| GOAL |
Collect all lines from the records below that include the word "turbo".

— begin —

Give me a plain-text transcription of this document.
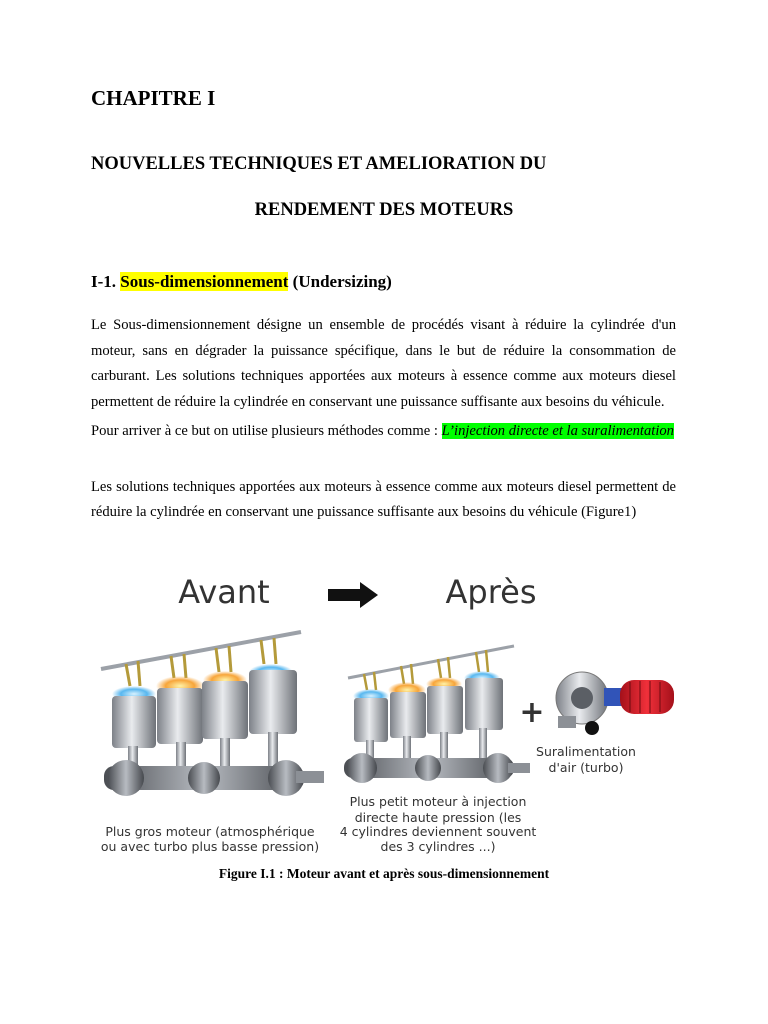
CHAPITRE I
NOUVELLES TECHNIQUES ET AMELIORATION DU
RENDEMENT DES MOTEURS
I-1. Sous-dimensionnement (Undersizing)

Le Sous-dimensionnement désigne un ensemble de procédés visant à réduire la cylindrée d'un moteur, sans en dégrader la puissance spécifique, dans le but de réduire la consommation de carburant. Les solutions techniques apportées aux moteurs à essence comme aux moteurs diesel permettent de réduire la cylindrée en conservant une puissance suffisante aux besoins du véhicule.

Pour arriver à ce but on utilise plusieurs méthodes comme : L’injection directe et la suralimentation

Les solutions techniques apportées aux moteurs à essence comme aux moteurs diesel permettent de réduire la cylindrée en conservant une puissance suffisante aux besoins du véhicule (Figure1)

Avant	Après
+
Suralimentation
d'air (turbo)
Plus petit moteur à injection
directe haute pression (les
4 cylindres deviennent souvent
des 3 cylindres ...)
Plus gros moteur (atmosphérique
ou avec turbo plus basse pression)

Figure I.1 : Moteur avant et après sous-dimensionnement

— end —
— begin —

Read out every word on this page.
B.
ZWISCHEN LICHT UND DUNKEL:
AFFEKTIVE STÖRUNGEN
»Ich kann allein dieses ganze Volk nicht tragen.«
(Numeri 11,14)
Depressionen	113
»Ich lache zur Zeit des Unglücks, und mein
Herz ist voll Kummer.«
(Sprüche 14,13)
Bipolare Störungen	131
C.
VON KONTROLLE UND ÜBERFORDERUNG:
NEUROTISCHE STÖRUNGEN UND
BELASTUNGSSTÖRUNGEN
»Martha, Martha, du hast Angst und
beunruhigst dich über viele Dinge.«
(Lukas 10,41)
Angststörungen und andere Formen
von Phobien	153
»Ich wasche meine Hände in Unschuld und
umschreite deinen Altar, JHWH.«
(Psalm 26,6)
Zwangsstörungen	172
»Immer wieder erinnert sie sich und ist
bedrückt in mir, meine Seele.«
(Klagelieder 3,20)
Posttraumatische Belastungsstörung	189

— end —
— begin —

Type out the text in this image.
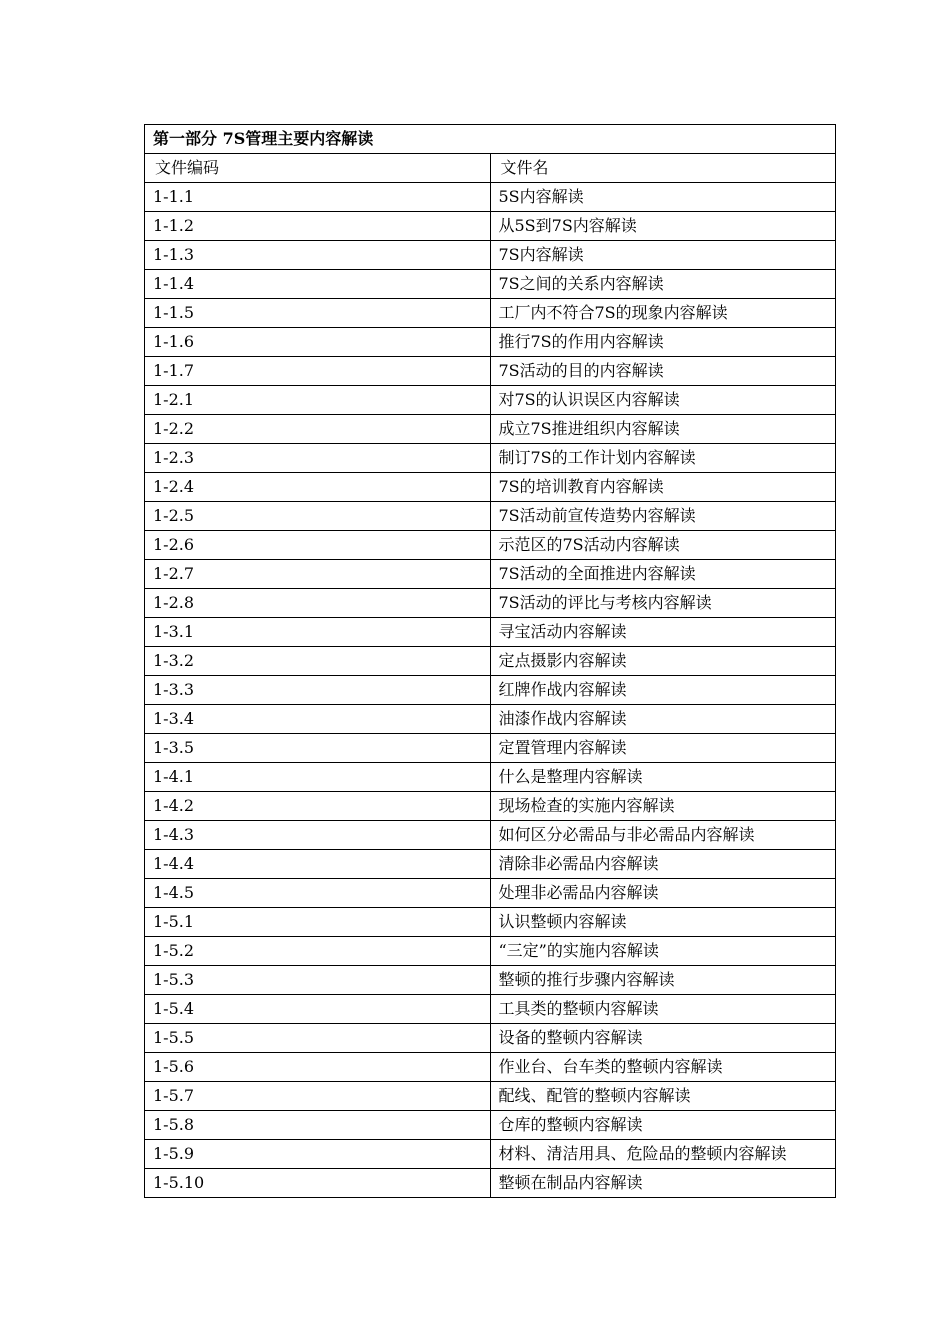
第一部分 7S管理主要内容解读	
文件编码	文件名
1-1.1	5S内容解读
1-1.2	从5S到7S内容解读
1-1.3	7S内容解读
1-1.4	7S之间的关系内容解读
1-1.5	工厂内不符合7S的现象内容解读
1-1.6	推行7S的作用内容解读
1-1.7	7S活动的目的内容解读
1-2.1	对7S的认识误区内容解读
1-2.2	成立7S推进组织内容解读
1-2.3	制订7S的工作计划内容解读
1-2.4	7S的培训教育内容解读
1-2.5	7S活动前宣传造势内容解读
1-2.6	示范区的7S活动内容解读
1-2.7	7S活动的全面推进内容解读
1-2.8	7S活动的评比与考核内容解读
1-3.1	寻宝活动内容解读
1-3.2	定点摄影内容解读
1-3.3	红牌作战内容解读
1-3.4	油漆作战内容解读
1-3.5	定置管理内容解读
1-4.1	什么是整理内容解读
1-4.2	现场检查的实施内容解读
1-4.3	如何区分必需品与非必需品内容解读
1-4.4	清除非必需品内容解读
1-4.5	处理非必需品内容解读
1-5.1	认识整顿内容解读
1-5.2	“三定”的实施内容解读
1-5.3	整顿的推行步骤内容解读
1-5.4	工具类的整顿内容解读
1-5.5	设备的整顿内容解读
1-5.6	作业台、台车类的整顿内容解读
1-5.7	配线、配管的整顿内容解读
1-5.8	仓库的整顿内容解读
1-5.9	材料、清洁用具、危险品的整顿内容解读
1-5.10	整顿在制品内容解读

— end —

| RESPONSE FOR THIS EXERCISE |
d'air (turbo)
ou avec turbo plus basse pression)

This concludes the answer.